— Selected text —
>> START
Previously, from the Oeuvre
Seen:
Batman, Edward Scissorhands, Batman Returns, Sleepy Hollow, Planet of the Apes, Big Fish
Not Seen:
Pee-wee's Big Adventure, Beetlejuice, Ed Wood, Mars Attacks!, Charlie and the Chocolate Factory, Corpse Bride, Sweeney Todd, Alice in Wonderland, Dark Shadows, Frankenweenie, Big Eyes, Miss Peregrine's Home for Peculiar Children, Dumbo
What's the Deal
I've just never been a fan of creepy, you know? Say "Tim Burton," and my brain conjures up a Johnny Depp in white pancake makeup stabbing people and I think we're all past that stage in our lives. Then again, I've enjoyed the Burton films I have seen (except Edward Scissorhands, obvs).
Tim Burton's Corpse Bride, 11 December 2021, streamed via HBO Max
I know this is crying out for comparisons to The Nightmare Before Christmas, but I never watched that film either, so.
Wait, this is a MUSICAL?!
Victor's parents are super-rich. Victoria's parents are noble but poor. Time for an arranged marriage! (I will once again mention that I'm not opposed to arranged marriages when all parties have appropriate foreknowledge.) Victoria seems quite optimistic. Victor seems mostly freaked out?
Victor absolutely bungles the wedding rehearsal. He runs out to the forest to practice his vows and, like, accidentally marries a corpse. If I've said it once, I'll say it again: Always make sure you're putting your jewelry on branches, not skeletal hands sprung from the earth.
Then it's off to the underworld with Victor! In a nice bit, the underworld is punctuated with lively color in contrast to the monochrome of the world above.
Apparently the eponymous corpse bride, Emily, was murdered while she was on her way to elope. Since then, she's just been moldering under a tree waiting for a groom to retrieve her. Victor, naturally, makes a break for it. When she brings him the remains of his dog, Scraps, however, he settles down a bit.
It's not that he's content in the underworld, though. Victor, in an attempt to get back to Victoria, convinces Emily and some gatekeeper wizard dude that he wants to introduce her to his parents who are, y'know, still alive.
Poor Emily. Poor, willfully ignorant Emily. When she catches Victor with Victoria, she drags him back to the underworld.
Apparently Victoria's parents are in such dire financial straits that they decide to marry her off to Lord Barkis, one of the guests at the wedding rehearsal, immediately! What the hell! (This, after Victoria asks a priest for help about her fiance's undead problem and he just hauls her back to her parents' manor.) One of Victor's coachmen dies and delivers the news to Victor.
Victor, heartbroken, consents to marry Emily. One thing, though--they'd have to go back up top so that Victor can die. By drinking poison. Buddy. This escalated quickly.
At the last minute, however, Emily changes her mind! She doesn't want to steal Victor from the woman he really loves!
>> END
— Task instructions —
Carry the Corpse Bride review forward, starting right after its final sentence.

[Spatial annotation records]
>> START
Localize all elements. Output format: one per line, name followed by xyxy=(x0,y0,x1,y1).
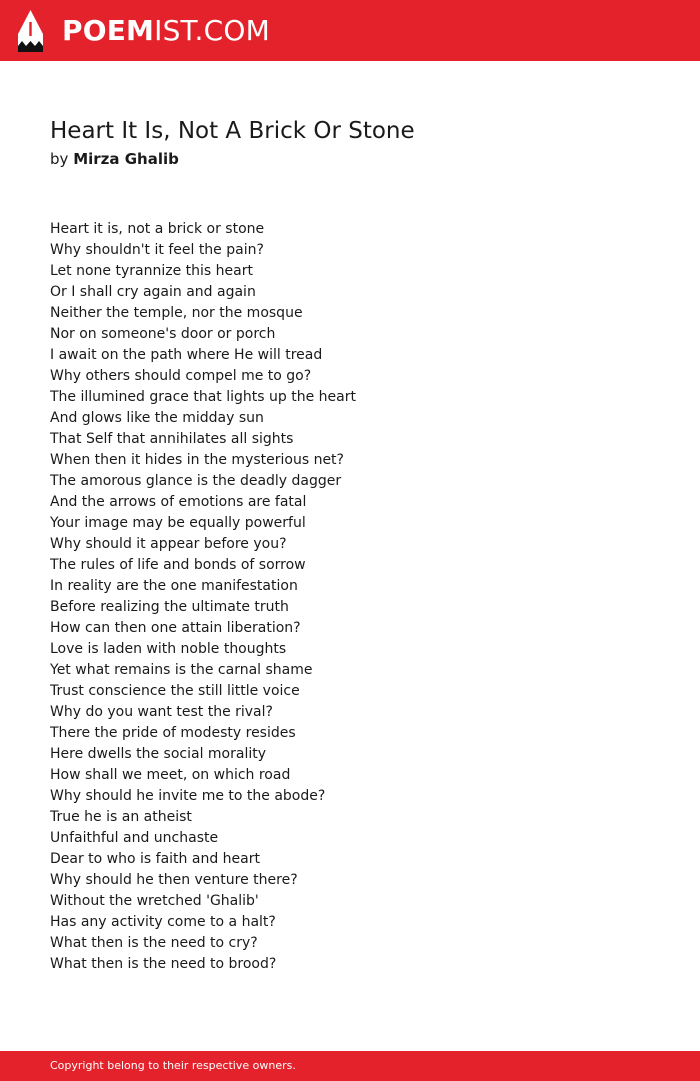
poem-line: Why do you want test the rival? xyxy=(50,704,273,720)
poem-title: Heart It Is, Not A Brick Or Stone xyxy=(50,118,415,144)
copyright-text: Copyright belong to their respective owners. xyxy=(50,1059,296,1072)
poem-line: There the pride of modesty resides xyxy=(50,725,296,741)
poem-line: The rules of life and bonds of sorrow xyxy=(50,557,306,573)
poem-line: Heart it is, not a brick or stone xyxy=(50,221,265,237)
poem-line: Unfaithful and unchaste xyxy=(50,830,219,846)
poem-line: How can then one attain liberation? xyxy=(50,620,301,636)
poem-line: Love is laden with noble thoughts xyxy=(50,641,287,657)
poem-line: Trust conscience the still little voice xyxy=(50,683,300,699)
logo-light-text: IST.COM xyxy=(154,14,270,47)
poem-line: Why others should compel me to go? xyxy=(50,368,312,384)
poem-line: How shall we meet, on which road xyxy=(50,767,291,783)
poem-line: Why should he invite me to the abode? xyxy=(50,788,326,804)
poem-line: Yet what remains is the carnal shame xyxy=(50,662,313,678)
poem-line: Has any activity come to a halt? xyxy=(50,914,276,930)
poem-line: Neither the temple, nor the mosque xyxy=(50,305,303,321)
poem-line: Dear to who is faith and heart xyxy=(50,851,260,867)
site-header xyxy=(0,0,700,61)
poem-line: I await on the path where He will tread xyxy=(50,347,323,363)
poem-line: Nor on someone's door or porch xyxy=(50,326,276,342)
site-logo-text xyxy=(62,14,270,47)
byline xyxy=(50,148,179,170)
poem-line: What then is the need to cry? xyxy=(50,935,258,951)
poem-line: Without the wretched 'Ghalib' xyxy=(50,893,259,909)
poem-line: Or I shall cry again and again xyxy=(50,284,256,300)
poem-line: True he is an atheist xyxy=(50,809,192,825)
poem-line: The illumined grace that lights up the heart xyxy=(50,389,356,405)
poem-line: In reality are the one manifestation xyxy=(50,578,298,594)
poem-line: Why should he then venture there? xyxy=(50,872,298,888)
poem-line: What then is the need to brood? xyxy=(50,956,277,972)
poem-line: And glows like the midday sun xyxy=(50,410,264,426)
poem-line: That Self that annihilates all sights xyxy=(50,431,294,447)
poem-line: Before realizing the ultimate truth xyxy=(50,599,289,615)
logo-bold-text: POEM xyxy=(62,14,155,47)
poem-line: Here dwells the social morality xyxy=(50,746,267,762)
poem-line: Why shouldn't it feel the pain? xyxy=(50,242,264,258)
site-logo[interactable] xyxy=(18,9,270,53)
author-name[interactable]: Mirza Ghalib xyxy=(73,150,179,168)
poem-line: Why should it appear before you? xyxy=(50,536,287,552)
poem-body xyxy=(50,219,650,975)
poem-line: Your image may be equally powerful xyxy=(50,515,306,531)
poem-line: Let none tyrannize this heart xyxy=(50,263,253,279)
poem-line: And the arrows of emotions are fatal xyxy=(50,494,307,510)
poem-line: The amorous glance is the deadly dagger xyxy=(50,473,342,489)
pen-nib-icon xyxy=(18,10,43,52)
by-label: by xyxy=(50,150,69,168)
poem-line: When then it hides in the mysterious net? xyxy=(50,452,344,468)
site-footer xyxy=(0,1051,700,1081)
>> END
— Result for this task —
Barkis wants to marry Victoria because he believes she's rich! AND HE KILLED EMILY. WHAT THE HELL. There's some swordplay, then Barkis accidentally drinks the poison. SUCK IT, BARKIS. NOW THE DEAD TAKE THEIR VENGEANCE.
And then this. THIS.
This is where the movie ends, happily ever after, curtain closes, THANKS GUYS GOOD NIGHT.
Frankenweenie, 11 December 2021, streamed via Disney+
I think I saw previews for this way back at San Diego Comic-Con? It feels quite familiar, but I know I've never watched it. Anyway, another film that features an undead puppy!
Burton's animated characters look dead from the jump and it's confusing. Here we have young Victor Frankenstein (ahhhhhhh) and his dog Sparky. (Um, Victor from Corpse Bride had a dog called Scraps? Tim, my boy, we've gotta talk.) His next door neighbor is Elsa Van Helsing and YOU GUYS is this another stab-maiden, because I will plotz.
The town of New Holland is WILD. Check out this classroom of mad scientists-to-be.
At the urging of his parents, Victor tries playing baseball. When he hits a ball out of the park, Sparky chases it out into the road.
You see where this is going.
There's a class on electricity and galvanizing frogs, and just as with Mary Shelley, Victor is inspired.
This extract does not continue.